Collection entries
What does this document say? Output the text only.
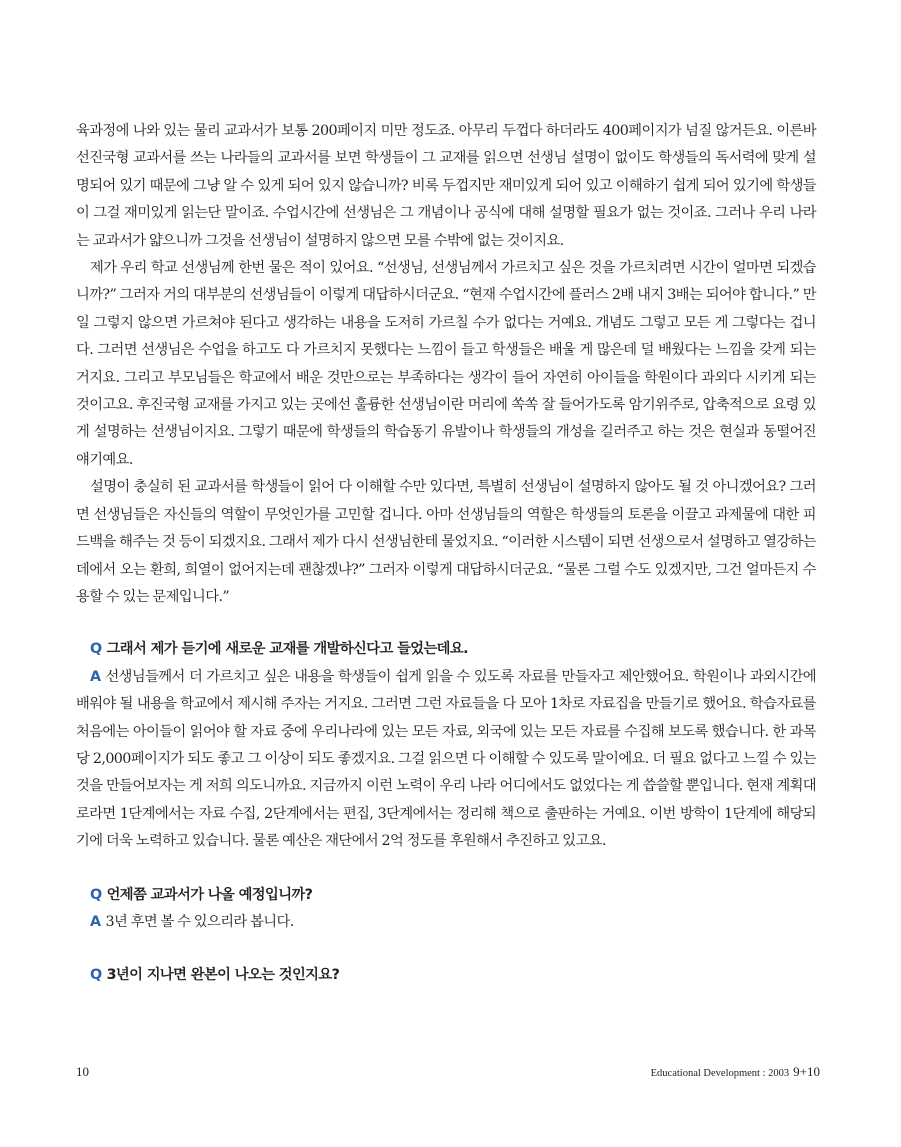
육과정에 나와 있는 물리 교과서가 보통 200페이지 미만 정도죠. 아무리 두껍다 하더라도 400페이지가 넘질 않거든요. 이른바 선진국형 교과서를 쓰는 나라들의 교과서를 보면 학생들이 그 교재를 읽으면 선생님 설명이 없이도 학생들의 독서력에 맞게 설명되어 있기 때문에 그냥 알 수 있게 되어 있지 않습니까? 비록 두껍지만 재미있게 되어 있고 이해하기 쉽게 되어 있기에 학생들이 그걸 재미있게 읽는단 말이죠. 수업시간에 선생님은 그 개념이나 공식에 대해 설명할 필요가 없는 것이죠. 그러나 우리 나라는 교과서가 얇으니까 그것을 선생님이 설명하지 않으면 모를 수밖에 없는 것이지요.

제가 우리 학교 선생님께 한번 물은 적이 있어요. “선생님, 선생님께서 가르치고 싶은 것을 가르치려면 시간이 얼마면 되겠습니까?” 그러자 거의 대부분의 선생님들이 이렇게 대답하시더군요. “현재 수업시간에 플러스 2배 내지 3배는 되어야 합니다.” 만일 그렇지 않으면 가르쳐야 된다고 생각하는 내용을 도저히 가르칠 수가 없다는 거예요. 개념도 그렇고 모든 게 그렇다는 겁니다. 그러면 선생님은 수업을 하고도 다 가르치지 못했다는 느낌이 들고 학생들은 배울 게 많은데 덜 배웠다는 느낌을 갖게 되는 거지요. 그리고 부모님들은 학교에서 배운 것만으로는 부족하다는 생각이 들어 자연히 아이들을 학원이다 과외다 시키게 되는 것이고요. 후진국형 교재를 가지고 있는 곳에선 훌륭한 선생님이란 머리에 쏙쏙 잘 들어가도록 암기위주로, 압축적으로 요령 있게 설명하는 선생님이지요. 그렇기 때문에 학생들의 학습동기 유발이나 학생들의 개성을 길러주고 하는 것은 현실과 동떨어진 얘기예요.

설명이 충실히 된 교과서를 학생들이 읽어 다 이해할 수만 있다면, 특별히 선생님이 설명하지 않아도 될 것 아니겠어요? 그러면 선생님들은 자신들의 역할이 무엇인가를 고민할 겁니다. 아마 선생님들의 역할은 학생들의 토론을 이끌고 과제물에 대한 피드백을 해주는 것 등이 되겠지요. 그래서 제가 다시 선생님한테 물었지요. “이러한 시스템이 되면 선생으로서 설명하고 열강하는 데에서 오는 환희, 희열이 없어지는데 괜찮겠냐?” 그러자 이렇게 대답하시더군요. “물론 그럴 수도 있겠지만, 그건 얼마든지 수용할 수 있는 문제입니다.”

Q 그래서 제가 듣기에 새로운 교재를 개발하신다고 들었는데요.
A 선생님들께서 더 가르치고 싶은 내용을 학생들이 쉽게 읽을 수 있도록 자료를 만들자고 제안했어요. 학원이나 과외시간에 배워야 될 내용을 학교에서 제시해 주자는 거지요. 그러면 그런 자료들을 다 모아 1차로 자료집을 만들기로 했어요. 학습자료를 처음에는 아이들이 읽어야 할 자료 중에 우리나라에 있는 모든 자료, 외국에 있는 모든 자료를 수집해 보도록 했습니다. 한 과목당 2,000페이지가 되도 좋고 그 이상이 되도 좋겠지요. 그걸 읽으면 다 이해할 수 있도록 말이에요. 더 필요 없다고 느낄 수 있는 것을 만들어보자는 게 저희 의도니까요. 지금까지 이런 노력이 우리 나라 어디에서도 없었다는 게 씁쓸할 뿐입니다. 현재 계획대로라면 1단계에서는 자료 수집, 2단계에서는 편집, 3단계에서는 정리해 책으로 출판하는 거예요. 이번 방학이 1단계에 해당되기에 더욱 노력하고 있습니다. 물론 예산은 재단에서 2억 정도를 후원해서 추진하고 있고요.
Q 언제쯤 교과서가 나올 예정입니까?
A 3년 후면 볼 수 있으리라 봅니다.
Q 3년이 지나면 완본이 나오는 것인지요?
10	Educational Development : 2003 9+10
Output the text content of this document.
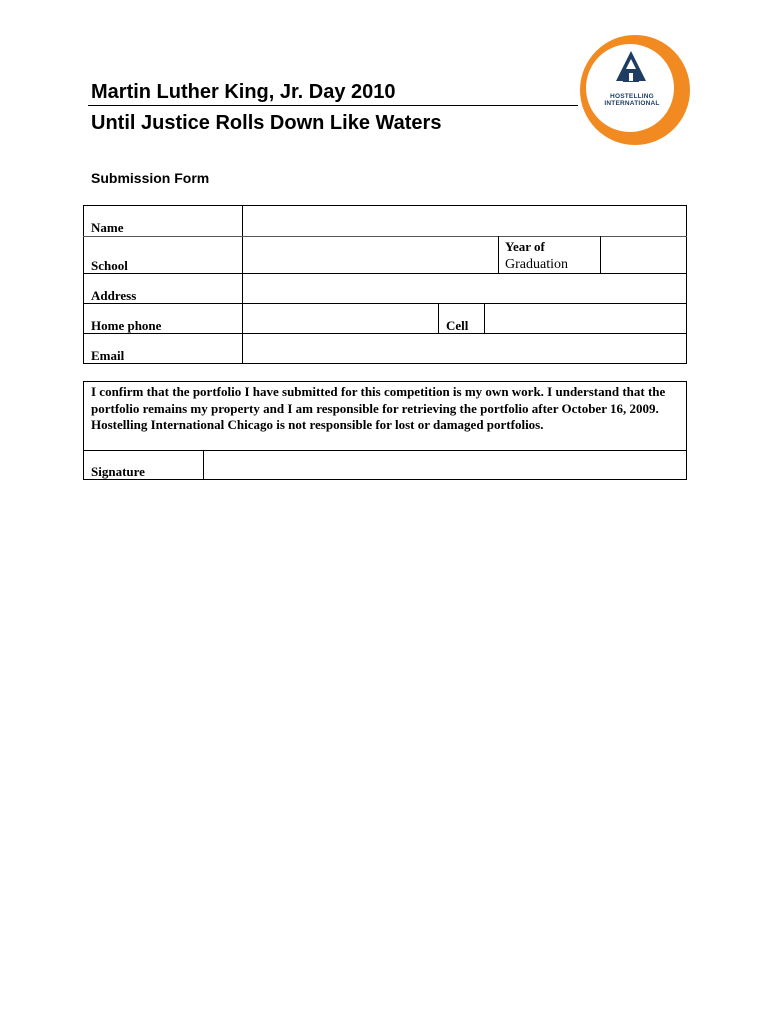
Martin Luther King, Jr. Day 2010
Until Justice Rolls Down Like Waters
Submission Form
HOSTELLING
INTERNATIONAL
Name
School
Year of
Graduation
Address
Home phone	Cell
Email
I confirm that the portfolio I have submitted for this competition is my own work. I understand that the portfolio remains my property and I am responsible for retrieving the portfolio after October 16, 2009. Hostelling International Chicago is not responsible for lost or damaged portfolios.
Signature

__PROBLEM TO WORK ON__:
Identify each line in the records above containing the word "Output"; copy those lines.

__RESPONSE TO THE EXERCISE__:
What does this document say? Output the text only.
Output the text content of this document.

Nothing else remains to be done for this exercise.